** Start **

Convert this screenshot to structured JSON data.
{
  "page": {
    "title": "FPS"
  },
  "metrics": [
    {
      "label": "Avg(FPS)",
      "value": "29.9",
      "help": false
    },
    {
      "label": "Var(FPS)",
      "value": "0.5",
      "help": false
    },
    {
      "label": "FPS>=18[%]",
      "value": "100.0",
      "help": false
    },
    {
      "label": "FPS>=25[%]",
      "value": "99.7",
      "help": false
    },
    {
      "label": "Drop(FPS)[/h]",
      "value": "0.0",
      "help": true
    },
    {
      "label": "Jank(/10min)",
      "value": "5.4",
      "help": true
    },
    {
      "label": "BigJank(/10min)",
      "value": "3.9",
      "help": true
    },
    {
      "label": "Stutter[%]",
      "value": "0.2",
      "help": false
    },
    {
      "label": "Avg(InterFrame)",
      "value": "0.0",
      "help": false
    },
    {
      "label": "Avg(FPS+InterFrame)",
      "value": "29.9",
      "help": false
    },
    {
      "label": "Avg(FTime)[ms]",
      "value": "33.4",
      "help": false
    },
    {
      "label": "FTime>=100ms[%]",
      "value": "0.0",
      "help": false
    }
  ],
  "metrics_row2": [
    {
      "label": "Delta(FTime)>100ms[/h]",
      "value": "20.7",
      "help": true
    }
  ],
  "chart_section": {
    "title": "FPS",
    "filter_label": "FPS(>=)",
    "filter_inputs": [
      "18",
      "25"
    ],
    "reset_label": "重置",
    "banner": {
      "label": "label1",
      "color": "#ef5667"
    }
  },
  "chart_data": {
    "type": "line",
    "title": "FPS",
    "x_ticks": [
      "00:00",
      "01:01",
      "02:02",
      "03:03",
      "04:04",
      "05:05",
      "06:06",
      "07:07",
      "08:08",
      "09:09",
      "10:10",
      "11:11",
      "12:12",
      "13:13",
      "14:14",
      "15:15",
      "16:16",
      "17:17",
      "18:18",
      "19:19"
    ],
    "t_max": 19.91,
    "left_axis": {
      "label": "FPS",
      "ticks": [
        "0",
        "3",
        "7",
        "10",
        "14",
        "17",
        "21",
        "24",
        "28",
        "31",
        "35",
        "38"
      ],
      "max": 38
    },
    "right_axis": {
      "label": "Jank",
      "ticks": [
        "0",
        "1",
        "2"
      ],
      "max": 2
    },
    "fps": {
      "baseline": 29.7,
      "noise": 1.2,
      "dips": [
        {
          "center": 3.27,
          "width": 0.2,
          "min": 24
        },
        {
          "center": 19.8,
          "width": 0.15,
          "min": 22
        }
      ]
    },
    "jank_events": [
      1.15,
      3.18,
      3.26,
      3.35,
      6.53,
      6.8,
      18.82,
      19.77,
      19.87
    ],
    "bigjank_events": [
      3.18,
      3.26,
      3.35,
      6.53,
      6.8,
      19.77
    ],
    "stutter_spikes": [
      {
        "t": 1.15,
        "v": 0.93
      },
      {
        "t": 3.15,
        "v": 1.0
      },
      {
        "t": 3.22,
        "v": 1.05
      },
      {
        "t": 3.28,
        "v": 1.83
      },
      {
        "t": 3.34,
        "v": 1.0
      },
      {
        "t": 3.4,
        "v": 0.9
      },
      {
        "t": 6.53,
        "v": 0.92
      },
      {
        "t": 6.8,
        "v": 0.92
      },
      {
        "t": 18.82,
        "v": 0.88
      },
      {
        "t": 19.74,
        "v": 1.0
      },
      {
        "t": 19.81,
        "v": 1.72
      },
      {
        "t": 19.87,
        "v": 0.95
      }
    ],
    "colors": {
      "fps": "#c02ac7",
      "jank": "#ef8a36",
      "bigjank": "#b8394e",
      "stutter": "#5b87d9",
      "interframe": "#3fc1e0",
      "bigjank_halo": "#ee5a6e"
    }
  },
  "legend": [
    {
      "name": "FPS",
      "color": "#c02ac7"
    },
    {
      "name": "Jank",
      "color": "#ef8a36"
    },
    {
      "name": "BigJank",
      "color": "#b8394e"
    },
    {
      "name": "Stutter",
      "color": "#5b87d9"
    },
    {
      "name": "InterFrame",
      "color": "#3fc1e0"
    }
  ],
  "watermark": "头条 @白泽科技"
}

** End **

[CHALLENGE] Return the listing above in full, character for character.

[RESPONSE]
Convert this screenshot to structured JSON data.
{
  "page": {
    "title": "FPS"
  },
  "metrics": [
    {
      "label": "Avg(FPS)",
      "value": "29.9",
      "help": false
    },
    {
      "label": "Var(FPS)",
      "value": "0.5",
      "help": false
    },
    {
      "label": "FPS>=18[%]",
      "value": "100.0",
      "help": false
    },
    {
      "label": "FPS>=25[%]",
      "value": "99.7",
      "help": false
    },
    {
      "label": "Drop(FPS)[/h]",
      "value": "0.0",
      "help": true
    },
    {
      "label": "Jank(/10min)",
      "value": "5.4",
      "help": true
    },
    {
      "label": "BigJank(/10min)",
      "value": "3.9",
      "help": true
    },
    {
      "label": "Stutter[%]",
      "value": "0.2",
      "help": false
    },
    {
      "label": "Avg(InterFrame)",
      "value": "0.0",
      "help": false
    },
    {
      "label": "Avg(FPS+InterFrame)",
      "value": "29.9",
      "help": false
    },
    {
      "label": "Avg(FTime)[ms]",
      "value": "33.4",
      "help": false
    },
    {
      "label": "FTime>=100ms[%]",
      "value": "0.0",
      "help": false
    }
  ],
  "metrics_row2": [
    {
      "label": "Delta(FTime)>100ms[/h]",
      "value": "20.7",
      "help": true
    }
  ],
  "chart_section": {
    "title": "FPS",
    "filter_label": "FPS(>=)",
    "filter_inputs": [
      "18",
      "25"
    ],
    "reset_label": "重置",
    "banner": {
      "label": "label1",
      "color": "#ef5667"
    }
  },
  "chart_data": {
    "type": "line",
    "title": "FPS",
    "x_ticks": [
      "00:00",
      "01:01",
      "02:02",
      "03:03",
      "04:04",
      "05:05",
      "06:06",
      "07:07",
      "08:08",
      "09:09",
      "10:10",
      "11:11",
      "12:12",
      "13:13",
      "14:14",
      "15:15",
      "16:16",
      "17:17",
      "18:18",
      "19:19"
    ],
    "t_max": 19.91,
    "left_axis": {
      "label": "FPS",
      "ticks": [
        "0",
        "3",
        "7",
        "10",
        "14",
        "17",
        "21",
        "24",
        "28",
        "31",
        "35",
        "38"
      ],
      "max": 38
    },
    "right_axis": {
      "label": "Jank",
      "ticks": [
        "0",
        "1",
        "2"
      ],
      "max": 2
    },
    "fps": {
      "baseline": 29.7,
      "noise": 1.2,
      "dips": [
        {
          "center": 3.27,
          "width": 0.2,
          "min": 24
        },
        {
          "center": 19.8,
          "width": 0.15,
          "min": 22
        }
      ]
    },
    "jank_events": [
      1.15,
      3.18,
      3.26,
      3.35,
      6.53,
      6.8,
      18.82,
      19.77,
      19.87
    ],
    "bigjank_events": [
      3.18,
      3.26,
      3.35,
      6.53,
      6.8,
      19.77
    ],
    "stutter_spikes": [
      {
        "t": 1.15,
        "v": 0.93
      },
      {
        "t": 3.15,
        "v": 1.0
      },
      {
        "t": 3.22,
        "v": 1.05
      },
      {
        "t": 3.28,
        "v": 1.83
      },
      {
        "t": 3.34,
        "v": 1.0
      },
      {
        "t": 3.4,
        "v": 0.9
      },
      {
        "t": 6.53,
        "v": 0.92
      },
      {
        "t": 6.8,
        "v": 0.92
      },
      {
        "t": 18.82,
        "v": 0.88
      },
      {
        "t": 19.74,
        "v": 1.0
      },
      {
        "t": 19.81,
        "v": 1.72
      },
      {
        "t": 19.87,
        "v": 0.95
      }
    ],
    "colors": {
      "fps": "#c02ac7",
      "jank": "#ef8a36",
      "bigjank": "#b8394e",
      "stutter": "#5b87d9",
      "interframe": "#3fc1e0",
      "bigjank_halo": "#ee5a6e"
    }
  },
  "legend": [
    {
      "name": "FPS",
      "color": "#c02ac7"
    },
    {
      "name": "Jank",
      "color": "#ef8a36"
    },
    {
      "name": "BigJank",
      "color": "#b8394e"
    },
    {
      "name": "Stutter",
      "color": "#5b87d9"
    },
    {
      "name": "InterFrame",
      "color": "#3fc1e0"
    }
  ],
  "watermark": "头条 @白泽科技"
}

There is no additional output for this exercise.